What to produce:
Where a line holds the word "technique", copy that line.

Records shown:
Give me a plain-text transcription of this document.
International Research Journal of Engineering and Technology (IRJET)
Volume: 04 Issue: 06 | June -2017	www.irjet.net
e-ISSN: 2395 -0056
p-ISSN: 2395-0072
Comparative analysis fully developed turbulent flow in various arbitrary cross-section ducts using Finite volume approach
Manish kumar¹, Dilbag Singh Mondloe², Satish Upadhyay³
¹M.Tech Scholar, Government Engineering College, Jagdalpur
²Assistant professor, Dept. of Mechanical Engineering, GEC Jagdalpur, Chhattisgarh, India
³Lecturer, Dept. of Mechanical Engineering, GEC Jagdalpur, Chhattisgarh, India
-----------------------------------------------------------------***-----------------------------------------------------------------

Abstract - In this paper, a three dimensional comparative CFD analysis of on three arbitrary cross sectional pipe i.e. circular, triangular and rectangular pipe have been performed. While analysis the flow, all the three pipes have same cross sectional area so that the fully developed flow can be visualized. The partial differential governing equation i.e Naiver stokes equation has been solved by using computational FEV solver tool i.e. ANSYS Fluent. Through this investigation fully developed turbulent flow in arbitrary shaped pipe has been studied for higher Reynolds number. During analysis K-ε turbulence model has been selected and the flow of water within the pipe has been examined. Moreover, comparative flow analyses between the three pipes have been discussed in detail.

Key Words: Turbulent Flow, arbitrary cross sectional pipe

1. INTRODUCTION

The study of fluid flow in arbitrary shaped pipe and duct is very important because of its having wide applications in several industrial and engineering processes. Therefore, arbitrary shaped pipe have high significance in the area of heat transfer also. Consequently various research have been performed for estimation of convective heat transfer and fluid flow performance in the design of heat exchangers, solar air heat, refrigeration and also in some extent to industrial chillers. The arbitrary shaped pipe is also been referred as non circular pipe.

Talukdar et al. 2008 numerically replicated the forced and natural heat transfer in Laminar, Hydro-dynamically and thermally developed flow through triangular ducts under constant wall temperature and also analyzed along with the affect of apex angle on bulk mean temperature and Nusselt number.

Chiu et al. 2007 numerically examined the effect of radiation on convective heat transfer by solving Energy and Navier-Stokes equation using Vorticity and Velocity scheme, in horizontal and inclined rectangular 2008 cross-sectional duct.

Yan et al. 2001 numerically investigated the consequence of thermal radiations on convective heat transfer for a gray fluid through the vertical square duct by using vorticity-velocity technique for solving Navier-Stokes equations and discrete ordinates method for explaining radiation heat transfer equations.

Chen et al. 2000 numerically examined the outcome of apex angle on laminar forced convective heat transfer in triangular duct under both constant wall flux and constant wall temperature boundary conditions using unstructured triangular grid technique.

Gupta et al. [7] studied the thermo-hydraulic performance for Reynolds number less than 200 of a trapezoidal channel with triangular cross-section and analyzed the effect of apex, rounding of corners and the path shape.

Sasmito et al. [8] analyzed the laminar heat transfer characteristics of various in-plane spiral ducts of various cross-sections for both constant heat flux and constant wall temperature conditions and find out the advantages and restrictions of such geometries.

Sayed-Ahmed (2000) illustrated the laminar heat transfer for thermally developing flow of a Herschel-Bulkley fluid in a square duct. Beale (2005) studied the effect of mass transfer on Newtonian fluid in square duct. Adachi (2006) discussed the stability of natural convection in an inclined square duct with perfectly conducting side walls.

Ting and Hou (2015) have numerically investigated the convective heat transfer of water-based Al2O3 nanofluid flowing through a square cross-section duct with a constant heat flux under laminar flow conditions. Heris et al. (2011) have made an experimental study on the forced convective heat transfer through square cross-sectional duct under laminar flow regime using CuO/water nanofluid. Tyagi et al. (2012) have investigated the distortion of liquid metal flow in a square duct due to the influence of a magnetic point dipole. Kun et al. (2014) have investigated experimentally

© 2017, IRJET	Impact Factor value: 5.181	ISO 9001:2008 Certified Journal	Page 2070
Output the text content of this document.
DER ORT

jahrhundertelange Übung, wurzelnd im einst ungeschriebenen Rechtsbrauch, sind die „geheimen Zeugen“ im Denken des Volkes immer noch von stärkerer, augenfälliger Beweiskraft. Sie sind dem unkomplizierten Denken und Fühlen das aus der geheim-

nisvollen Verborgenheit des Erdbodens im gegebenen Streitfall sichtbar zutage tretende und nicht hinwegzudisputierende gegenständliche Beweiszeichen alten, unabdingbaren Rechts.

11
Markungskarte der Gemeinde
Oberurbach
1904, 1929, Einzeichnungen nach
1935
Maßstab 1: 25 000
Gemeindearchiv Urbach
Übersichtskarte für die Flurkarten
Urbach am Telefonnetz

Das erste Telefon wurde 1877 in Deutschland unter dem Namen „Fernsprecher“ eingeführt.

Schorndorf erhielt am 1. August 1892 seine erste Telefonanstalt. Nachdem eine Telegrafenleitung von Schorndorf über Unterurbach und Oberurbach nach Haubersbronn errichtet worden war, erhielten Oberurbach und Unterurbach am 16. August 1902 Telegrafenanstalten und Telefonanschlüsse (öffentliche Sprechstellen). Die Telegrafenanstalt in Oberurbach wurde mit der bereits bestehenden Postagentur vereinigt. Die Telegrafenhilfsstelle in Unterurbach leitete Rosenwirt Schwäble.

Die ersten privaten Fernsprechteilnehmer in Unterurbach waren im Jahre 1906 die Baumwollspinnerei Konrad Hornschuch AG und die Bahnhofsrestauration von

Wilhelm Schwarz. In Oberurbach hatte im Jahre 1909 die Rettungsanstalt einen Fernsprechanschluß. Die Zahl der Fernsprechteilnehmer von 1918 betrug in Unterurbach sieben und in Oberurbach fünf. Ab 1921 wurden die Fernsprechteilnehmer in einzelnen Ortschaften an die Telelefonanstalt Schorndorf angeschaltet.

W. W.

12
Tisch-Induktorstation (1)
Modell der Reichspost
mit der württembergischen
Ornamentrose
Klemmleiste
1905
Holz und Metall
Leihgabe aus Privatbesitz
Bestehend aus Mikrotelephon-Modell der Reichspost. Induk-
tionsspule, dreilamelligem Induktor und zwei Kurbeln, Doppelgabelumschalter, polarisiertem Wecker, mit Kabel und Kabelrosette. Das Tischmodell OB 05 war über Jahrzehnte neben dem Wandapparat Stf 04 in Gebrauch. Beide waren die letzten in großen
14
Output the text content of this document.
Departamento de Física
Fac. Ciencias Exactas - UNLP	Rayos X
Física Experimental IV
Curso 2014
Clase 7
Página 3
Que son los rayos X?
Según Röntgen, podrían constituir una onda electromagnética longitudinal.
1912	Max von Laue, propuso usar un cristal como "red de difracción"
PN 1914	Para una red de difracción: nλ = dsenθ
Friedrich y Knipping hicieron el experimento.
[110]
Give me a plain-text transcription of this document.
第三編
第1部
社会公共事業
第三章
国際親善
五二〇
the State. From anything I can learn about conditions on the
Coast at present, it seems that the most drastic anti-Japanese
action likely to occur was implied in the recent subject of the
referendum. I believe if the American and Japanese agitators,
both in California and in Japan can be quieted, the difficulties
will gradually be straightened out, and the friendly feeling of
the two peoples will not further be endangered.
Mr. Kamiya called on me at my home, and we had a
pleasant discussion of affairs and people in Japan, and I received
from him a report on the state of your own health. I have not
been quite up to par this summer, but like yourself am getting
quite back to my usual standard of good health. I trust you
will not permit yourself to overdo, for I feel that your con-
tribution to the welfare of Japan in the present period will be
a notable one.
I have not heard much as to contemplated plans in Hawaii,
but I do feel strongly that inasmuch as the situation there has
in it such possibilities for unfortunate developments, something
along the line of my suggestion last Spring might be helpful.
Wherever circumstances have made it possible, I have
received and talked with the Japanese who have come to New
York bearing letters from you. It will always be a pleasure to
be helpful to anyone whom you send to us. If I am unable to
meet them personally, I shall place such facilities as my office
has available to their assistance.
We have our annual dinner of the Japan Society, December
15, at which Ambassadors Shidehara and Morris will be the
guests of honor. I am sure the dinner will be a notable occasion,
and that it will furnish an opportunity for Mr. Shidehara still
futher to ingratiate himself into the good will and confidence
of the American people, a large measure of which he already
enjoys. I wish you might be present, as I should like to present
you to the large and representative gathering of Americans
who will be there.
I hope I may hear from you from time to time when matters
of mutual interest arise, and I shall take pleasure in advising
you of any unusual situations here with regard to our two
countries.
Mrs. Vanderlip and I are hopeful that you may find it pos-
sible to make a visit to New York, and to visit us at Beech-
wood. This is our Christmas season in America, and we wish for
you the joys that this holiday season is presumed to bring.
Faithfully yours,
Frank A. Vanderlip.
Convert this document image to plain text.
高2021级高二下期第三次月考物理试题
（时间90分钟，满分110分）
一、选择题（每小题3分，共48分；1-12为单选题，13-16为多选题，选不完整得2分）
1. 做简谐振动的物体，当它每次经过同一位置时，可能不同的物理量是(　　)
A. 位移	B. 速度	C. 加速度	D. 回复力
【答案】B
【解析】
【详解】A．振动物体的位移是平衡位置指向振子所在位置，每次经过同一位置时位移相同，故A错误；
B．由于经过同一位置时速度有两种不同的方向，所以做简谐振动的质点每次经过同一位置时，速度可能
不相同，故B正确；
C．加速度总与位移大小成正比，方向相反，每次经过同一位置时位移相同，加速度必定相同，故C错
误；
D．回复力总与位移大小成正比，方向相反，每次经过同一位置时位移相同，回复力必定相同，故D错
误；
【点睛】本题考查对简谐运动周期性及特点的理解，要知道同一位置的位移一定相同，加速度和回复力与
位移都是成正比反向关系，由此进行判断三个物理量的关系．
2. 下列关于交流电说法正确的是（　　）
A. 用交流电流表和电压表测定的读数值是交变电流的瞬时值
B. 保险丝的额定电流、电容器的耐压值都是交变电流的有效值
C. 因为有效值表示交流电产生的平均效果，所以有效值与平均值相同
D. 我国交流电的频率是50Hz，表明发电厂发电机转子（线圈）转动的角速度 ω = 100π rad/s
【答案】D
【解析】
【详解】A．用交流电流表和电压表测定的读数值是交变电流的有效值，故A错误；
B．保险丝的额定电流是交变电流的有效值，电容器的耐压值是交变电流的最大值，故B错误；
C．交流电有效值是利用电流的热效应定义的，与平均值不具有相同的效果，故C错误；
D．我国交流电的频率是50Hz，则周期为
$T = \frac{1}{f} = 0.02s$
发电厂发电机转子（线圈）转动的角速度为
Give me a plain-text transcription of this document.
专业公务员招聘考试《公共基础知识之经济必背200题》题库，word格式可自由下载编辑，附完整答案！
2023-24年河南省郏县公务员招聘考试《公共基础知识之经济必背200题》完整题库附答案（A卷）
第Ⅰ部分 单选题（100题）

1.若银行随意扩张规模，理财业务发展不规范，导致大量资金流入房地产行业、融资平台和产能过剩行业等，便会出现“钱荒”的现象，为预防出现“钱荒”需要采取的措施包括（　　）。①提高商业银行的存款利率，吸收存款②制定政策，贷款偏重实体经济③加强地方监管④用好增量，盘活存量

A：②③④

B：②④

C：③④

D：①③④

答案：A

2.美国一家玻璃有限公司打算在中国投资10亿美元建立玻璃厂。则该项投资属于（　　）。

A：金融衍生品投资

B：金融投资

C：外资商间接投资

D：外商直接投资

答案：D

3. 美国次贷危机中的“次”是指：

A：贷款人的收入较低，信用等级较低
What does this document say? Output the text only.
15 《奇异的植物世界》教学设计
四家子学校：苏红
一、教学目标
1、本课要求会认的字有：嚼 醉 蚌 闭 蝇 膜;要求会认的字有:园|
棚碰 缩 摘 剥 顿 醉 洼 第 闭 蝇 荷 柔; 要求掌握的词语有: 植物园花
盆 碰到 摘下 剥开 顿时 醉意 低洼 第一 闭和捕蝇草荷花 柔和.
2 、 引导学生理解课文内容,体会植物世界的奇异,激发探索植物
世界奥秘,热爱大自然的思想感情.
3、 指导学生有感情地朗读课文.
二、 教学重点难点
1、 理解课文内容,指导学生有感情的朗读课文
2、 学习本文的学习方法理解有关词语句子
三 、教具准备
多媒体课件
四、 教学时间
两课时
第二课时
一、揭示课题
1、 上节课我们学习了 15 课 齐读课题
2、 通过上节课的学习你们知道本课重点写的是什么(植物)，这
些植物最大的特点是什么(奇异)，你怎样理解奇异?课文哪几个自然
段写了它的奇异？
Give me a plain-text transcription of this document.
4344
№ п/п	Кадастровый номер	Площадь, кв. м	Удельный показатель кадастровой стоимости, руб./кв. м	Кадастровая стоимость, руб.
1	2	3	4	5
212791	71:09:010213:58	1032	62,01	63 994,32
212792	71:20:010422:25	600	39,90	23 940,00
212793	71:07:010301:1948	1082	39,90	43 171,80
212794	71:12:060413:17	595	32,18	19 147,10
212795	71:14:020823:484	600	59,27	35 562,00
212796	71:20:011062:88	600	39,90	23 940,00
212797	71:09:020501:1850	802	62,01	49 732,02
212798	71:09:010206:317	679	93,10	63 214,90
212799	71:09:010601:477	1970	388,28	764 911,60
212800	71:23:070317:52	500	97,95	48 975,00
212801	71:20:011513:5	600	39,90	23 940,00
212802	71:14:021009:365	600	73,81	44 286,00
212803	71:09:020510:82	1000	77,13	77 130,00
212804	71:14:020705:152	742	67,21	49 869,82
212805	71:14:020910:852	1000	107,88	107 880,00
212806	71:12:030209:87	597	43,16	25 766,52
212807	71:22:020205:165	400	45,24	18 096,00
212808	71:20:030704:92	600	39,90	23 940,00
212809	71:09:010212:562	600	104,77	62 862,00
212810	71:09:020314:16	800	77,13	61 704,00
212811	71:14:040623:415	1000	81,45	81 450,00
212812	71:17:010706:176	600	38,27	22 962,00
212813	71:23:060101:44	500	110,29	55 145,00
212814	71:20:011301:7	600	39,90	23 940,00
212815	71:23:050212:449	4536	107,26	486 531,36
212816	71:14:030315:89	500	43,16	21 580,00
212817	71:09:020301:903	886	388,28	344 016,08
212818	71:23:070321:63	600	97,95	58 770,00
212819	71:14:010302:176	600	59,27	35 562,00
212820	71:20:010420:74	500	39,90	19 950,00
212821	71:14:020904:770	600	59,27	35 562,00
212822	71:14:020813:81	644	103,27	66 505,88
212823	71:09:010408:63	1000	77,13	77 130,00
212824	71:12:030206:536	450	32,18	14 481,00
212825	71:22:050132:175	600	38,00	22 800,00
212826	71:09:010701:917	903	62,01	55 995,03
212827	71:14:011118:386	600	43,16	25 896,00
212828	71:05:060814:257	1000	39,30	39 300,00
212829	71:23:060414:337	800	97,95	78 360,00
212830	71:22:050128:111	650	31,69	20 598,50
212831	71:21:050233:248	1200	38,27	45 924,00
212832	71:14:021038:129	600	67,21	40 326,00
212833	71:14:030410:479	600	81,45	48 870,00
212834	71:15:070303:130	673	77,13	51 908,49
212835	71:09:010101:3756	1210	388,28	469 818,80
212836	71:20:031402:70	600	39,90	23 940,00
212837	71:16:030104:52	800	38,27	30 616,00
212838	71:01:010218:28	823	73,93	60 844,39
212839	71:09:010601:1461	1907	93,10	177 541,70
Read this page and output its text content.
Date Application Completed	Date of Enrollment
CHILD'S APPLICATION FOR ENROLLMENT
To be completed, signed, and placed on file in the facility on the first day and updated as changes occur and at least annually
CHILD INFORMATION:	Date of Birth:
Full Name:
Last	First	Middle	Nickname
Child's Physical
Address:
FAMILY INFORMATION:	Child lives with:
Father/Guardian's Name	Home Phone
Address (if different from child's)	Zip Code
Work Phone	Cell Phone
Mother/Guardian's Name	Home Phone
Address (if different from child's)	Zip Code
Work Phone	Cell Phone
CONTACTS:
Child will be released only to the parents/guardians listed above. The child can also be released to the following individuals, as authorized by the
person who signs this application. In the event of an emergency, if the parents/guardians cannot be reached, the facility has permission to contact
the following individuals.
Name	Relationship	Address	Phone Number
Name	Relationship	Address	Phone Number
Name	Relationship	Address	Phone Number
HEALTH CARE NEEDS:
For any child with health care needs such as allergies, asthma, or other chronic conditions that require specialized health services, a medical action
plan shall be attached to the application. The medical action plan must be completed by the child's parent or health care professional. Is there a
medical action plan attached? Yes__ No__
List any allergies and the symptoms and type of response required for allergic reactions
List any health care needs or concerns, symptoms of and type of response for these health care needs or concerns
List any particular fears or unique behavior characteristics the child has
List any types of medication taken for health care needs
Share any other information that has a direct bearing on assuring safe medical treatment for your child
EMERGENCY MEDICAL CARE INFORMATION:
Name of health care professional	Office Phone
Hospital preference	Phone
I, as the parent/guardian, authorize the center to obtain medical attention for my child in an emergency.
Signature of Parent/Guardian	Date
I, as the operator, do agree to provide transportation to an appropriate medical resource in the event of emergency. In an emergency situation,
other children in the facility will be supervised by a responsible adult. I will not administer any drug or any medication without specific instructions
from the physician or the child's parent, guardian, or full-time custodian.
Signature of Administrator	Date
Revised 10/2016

Response to this task:
Yan et al. 2001 numerically investigated the consequence of thermal radiations on convective heat transfer for a gray fluid through the vertical square duct by using vorticity-velocity technique for solving Navier-Stokes equations and discrete ordinates method for explaining radiation heat transfer equations.
Chen et al. 2000 numerically examined the outcome of apex angle on laminar forced convective heat transfer in triangular duct under both constant wall flux and constant wall temperature boundary conditions using unstructured triangular grid technique.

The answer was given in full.